● Problem statement: Quote all of the entries word for word.

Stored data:
▶
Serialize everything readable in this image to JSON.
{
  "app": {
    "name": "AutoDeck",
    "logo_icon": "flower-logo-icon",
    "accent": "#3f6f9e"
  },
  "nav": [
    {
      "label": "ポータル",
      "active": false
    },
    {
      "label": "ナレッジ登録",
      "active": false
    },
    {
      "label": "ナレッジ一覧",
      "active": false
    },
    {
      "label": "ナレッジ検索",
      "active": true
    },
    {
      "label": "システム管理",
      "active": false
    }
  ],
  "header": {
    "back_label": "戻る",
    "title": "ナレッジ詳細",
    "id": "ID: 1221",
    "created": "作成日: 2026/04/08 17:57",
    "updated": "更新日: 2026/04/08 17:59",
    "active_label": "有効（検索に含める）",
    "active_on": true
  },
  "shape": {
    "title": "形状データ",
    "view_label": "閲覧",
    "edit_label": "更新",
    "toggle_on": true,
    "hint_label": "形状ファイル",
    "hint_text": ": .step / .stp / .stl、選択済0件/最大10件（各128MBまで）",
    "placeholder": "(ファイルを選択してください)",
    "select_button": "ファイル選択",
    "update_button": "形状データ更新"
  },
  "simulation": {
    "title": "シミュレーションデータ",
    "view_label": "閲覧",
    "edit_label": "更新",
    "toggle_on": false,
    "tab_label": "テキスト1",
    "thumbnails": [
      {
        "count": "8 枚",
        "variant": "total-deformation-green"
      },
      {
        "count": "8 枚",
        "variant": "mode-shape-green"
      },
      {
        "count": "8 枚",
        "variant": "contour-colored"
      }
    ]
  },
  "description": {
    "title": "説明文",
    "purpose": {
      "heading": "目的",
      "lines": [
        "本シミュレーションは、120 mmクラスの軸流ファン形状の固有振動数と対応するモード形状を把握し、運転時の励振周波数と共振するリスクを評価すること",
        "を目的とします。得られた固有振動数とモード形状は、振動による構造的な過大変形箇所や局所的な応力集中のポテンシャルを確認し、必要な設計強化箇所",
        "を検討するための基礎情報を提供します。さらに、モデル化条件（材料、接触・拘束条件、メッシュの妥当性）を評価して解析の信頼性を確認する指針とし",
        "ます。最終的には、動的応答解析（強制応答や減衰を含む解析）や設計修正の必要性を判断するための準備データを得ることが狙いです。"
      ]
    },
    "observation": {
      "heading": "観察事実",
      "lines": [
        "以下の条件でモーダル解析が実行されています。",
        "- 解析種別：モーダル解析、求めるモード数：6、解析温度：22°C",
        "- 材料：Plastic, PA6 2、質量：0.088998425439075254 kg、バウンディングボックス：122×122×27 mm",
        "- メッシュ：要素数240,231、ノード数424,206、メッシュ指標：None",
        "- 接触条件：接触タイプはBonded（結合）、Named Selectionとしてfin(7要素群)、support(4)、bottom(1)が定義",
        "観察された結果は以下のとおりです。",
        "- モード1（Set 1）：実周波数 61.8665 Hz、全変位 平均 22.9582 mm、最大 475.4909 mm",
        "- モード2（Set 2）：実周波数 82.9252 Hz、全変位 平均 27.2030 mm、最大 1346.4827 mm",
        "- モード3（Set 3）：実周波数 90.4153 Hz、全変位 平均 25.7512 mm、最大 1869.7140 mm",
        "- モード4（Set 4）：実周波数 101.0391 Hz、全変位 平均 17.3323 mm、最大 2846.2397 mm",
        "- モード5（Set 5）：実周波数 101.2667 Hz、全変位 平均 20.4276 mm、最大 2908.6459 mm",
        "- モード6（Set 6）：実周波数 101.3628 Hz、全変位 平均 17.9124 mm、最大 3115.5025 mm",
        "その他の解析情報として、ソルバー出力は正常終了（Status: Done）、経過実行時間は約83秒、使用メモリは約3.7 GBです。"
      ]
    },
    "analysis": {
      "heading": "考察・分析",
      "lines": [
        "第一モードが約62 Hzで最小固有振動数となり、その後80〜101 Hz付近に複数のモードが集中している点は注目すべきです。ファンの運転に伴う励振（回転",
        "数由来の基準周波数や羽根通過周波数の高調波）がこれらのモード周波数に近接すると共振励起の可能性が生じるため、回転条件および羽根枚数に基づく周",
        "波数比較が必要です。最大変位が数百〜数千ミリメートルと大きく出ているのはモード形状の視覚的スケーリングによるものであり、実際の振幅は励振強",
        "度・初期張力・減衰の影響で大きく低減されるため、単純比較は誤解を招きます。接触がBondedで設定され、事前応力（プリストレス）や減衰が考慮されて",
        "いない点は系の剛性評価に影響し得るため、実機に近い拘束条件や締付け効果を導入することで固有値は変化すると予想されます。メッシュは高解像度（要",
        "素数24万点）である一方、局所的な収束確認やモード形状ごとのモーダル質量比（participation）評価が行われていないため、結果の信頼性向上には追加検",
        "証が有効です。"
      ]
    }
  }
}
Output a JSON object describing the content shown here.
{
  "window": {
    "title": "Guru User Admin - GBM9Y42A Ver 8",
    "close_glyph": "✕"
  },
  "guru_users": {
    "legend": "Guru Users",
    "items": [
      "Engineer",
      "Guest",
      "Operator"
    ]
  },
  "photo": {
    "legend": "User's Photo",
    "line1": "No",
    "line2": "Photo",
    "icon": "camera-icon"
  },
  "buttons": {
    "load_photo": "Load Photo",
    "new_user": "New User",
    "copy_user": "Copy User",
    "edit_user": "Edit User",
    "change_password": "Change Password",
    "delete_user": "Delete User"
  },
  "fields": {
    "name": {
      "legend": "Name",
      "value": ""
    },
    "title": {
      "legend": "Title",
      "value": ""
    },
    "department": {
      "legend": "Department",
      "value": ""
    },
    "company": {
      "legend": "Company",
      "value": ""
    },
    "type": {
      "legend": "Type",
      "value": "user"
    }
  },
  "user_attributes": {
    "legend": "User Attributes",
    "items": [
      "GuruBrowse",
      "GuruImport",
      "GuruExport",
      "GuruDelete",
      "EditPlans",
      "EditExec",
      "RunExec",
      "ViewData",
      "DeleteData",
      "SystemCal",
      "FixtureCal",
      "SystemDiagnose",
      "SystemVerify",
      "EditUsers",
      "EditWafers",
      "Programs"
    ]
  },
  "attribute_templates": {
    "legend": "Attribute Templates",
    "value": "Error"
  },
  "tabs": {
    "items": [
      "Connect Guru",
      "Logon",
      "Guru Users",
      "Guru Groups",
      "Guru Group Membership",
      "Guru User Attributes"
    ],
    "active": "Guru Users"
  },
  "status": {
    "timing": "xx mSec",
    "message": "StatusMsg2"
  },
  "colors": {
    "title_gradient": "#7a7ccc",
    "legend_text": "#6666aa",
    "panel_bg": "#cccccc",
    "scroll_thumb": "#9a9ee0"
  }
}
◀
● Finished answer:
Serialize everything readable in this image to JSON.
{
  "app": {
    "name": "AutoDeck",
    "logo_icon": "flower-logo-icon",
    "accent": "#3f6f9e"
  },
  "nav": [
    {
      "label": "ポータル",
      "active": false
    },
    {
      "label": "ナレッジ登録",
      "active": false
    },
    {
      "label": "ナレッジ一覧",
      "active": false
    },
    {
      "label": "ナレッジ検索",
      "active": true
    },
    {
      "label": "システム管理",
      "active": false
    }
  ],
  "header": {
    "back_label": "戻る",
    "title": "ナレッジ詳細",
    "id": "ID: 1221",
    "created": "作成日: 2026/04/08 17:57",
    "updated": "更新日: 2026/04/08 17:59",
    "active_label": "有効（検索に含める）",
    "active_on": true
  },
  "shape": {
    "title": "形状データ",
    "view_label": "閲覧",
    "edit_label": "更新",
    "toggle_on": true,
    "hint_label": "形状ファイル",
    "hint_text": ": .step / .stp / .stl、選択済0件/最大10件（各128MBまで）",
    "placeholder": "(ファイルを選択してください)",
    "select_button": "ファイル選択",
    "update_button": "形状データ更新"
  },
  "simulation": {
    "title": "シミュレーションデータ",
    "view_label": "閲覧",
    "edit_label": "更新",
    "toggle_on": false,
    "tab_label": "テキスト1",
    "thumbnails": [
      {
        "count": "8 枚",
        "variant": "total-deformation-green"
      },
      {
        "count": "8 枚",
        "variant": "mode-shape-green"
      },
      {
        "count": "8 枚",
        "variant": "contour-colored"
      }
    ]
  },
  "description": {
    "title": "説明文",
    "purpose": {
      "heading": "目的",
      "lines": [
        "本シミュレーションは、120 mmクラスの軸流ファン形状の固有振動数と対応するモード形状を把握し、運転時の励振周波数と共振するリスクを評価すること",
        "を目的とします。得られた固有振動数とモード形状は、振動による構造的な過大変形箇所や局所的な応力集中のポテンシャルを確認し、必要な設計強化箇所",
        "を検討するための基礎情報を提供します。さらに、モデル化条件（材料、接触・拘束条件、メッシュの妥当性）を評価して解析の信頼性を確認する指針とし",
        "ます。最終的には、動的応答解析（強制応答や減衰を含む解析）や設計修正の必要性を判断するための準備データを得ることが狙いです。"
      ]
    },
    "observation": {
      "heading": "観察事実",
      "lines": [
        "以下の条件でモーダル解析が実行されています。",
        "- 解析種別：モーダル解析、求めるモード数：6、解析温度：22°C",
        "- 材料：Plastic, PA6 2、質量：0.088998425439075254 kg、バウンディングボックス：122×122×27 mm",
        "- メッシュ：要素数240,231、ノード数424,206、メッシュ指標：None",
        "- 接触条件：接触タイプはBonded（結合）、Named Selectionとしてfin(7要素群)、support(4)、bottom(1)が定義",
        "観察された結果は以下のとおりです。",
        "- モード1（Set 1）：実周波数 61.8665 Hz、全変位 平均 22.9582 mm、最大 475.4909 mm",
        "- モード2（Set 2）：実周波数 82.9252 Hz、全変位 平均 27.2030 mm、最大 1346.4827 mm",
        "- モード3（Set 3）：実周波数 90.4153 Hz、全変位 平均 25.7512 mm、最大 1869.7140 mm",
        "- モード4（Set 4）：実周波数 101.0391 Hz、全変位 平均 17.3323 mm、最大 2846.2397 mm",
        "- モード5（Set 5）：実周波数 101.2667 Hz、全変位 平均 20.4276 mm、最大 2908.6459 mm",
        "- モード6（Set 6）：実周波数 101.3628 Hz、全変位 平均 17.9124 mm、最大 3115.5025 mm",
        "その他の解析情報として、ソルバー出力は正常終了（Status: Done）、経過実行時間は約83秒、使用メモリは約3.7 GBです。"
      ]
    },
    "analysis": {
      "heading": "考察・分析",
      "lines": [
        "第一モードが約62 Hzで最小固有振動数となり、その後80〜101 Hz付近に複数のモードが集中している点は注目すべきです。ファンの運転に伴う励振（回転",
        "数由来の基準周波数や羽根通過周波数の高調波）がこれらのモード周波数に近接すると共振励起の可能性が生じるため、回転条件および羽根枚数に基づく周",
        "波数比較が必要です。最大変位が数百〜数千ミリメートルと大きく出ているのはモード形状の視覚的スケーリングによるものであり、実際の振幅は励振強",
        "度・初期張力・減衰の影響で大きく低減されるため、単純比較は誤解を招きます。接触がBondedで設定され、事前応力（プリストレス）や減衰が考慮されて",
        "いない点は系の剛性評価に影響し得るため、実機に近い拘束条件や締付け効果を導入することで固有値は変化すると予想されます。メッシュは高解像度（要",
        "素数24万点）である一方、局所的な収束確認やモード形状ごとのモーダル質量比（participation）評価が行われていないため、結果の信頼性向上には追加検",
        "証が有効です。"
      ]
    }
  }
}
Output a JSON object describing the content shown here.
{
  "window": {
    "title": "Guru User Admin - GBM9Y42A Ver 8",
    "close_glyph": "✕"
  },
  "guru_users": {
    "legend": "Guru Users",
    "items": [
      "Engineer",
      "Guest",
      "Operator"
    ]
  },
  "photo": {
    "legend": "User's Photo",
    "line1": "No",
    "line2": "Photo",
    "icon": "camera-icon"
  },
  "buttons": {
    "load_photo": "Load Photo",
    "new_user": "New User",
    "copy_user": "Copy User",
    "edit_user": "Edit User",
    "change_password": "Change Password",
    "delete_user": "Delete User"
  },
  "fields": {
    "name": {
      "legend": "Name",
      "value": ""
    },
    "title": {
      "legend": "Title",
      "value": ""
    },
    "department": {
      "legend": "Department",
      "value": ""
    },
    "company": {
      "legend": "Company",
      "value": ""
    },
    "type": {
      "legend": "Type",
      "value": "user"
    }
  },
  "user_attributes": {
    "legend": "User Attributes",
    "items": [
      "GuruBrowse",
      "GuruImport",
      "GuruExport",
      "GuruDelete",
      "EditPlans",
      "EditExec",
      "RunExec",
      "ViewData",
      "DeleteData",
      "SystemCal",
      "FixtureCal",
      "SystemDiagnose",
      "SystemVerify",
      "EditUsers",
      "EditWafers",
      "Programs"
    ]
  },
  "attribute_templates": {
    "legend": "Attribute Templates",
    "value": "Error"
  },
  "tabs": {
    "items": [
      "Connect Guru",
      "Logon",
      "Guru Users",
      "Guru Groups",
      "Guru Group Membership",
      "Guru User Attributes"
    ],
    "active": "Guru Users"
  },
  "status": {
    "timing": "xx mSec",
    "message": "StatusMsg2"
  },
  "colors": {
    "title_gradient": "#7a7ccc",
    "legend_text": "#6666aa",
    "panel_bg": "#cccccc",
    "scroll_thumb": "#9a9ee0"
  }
}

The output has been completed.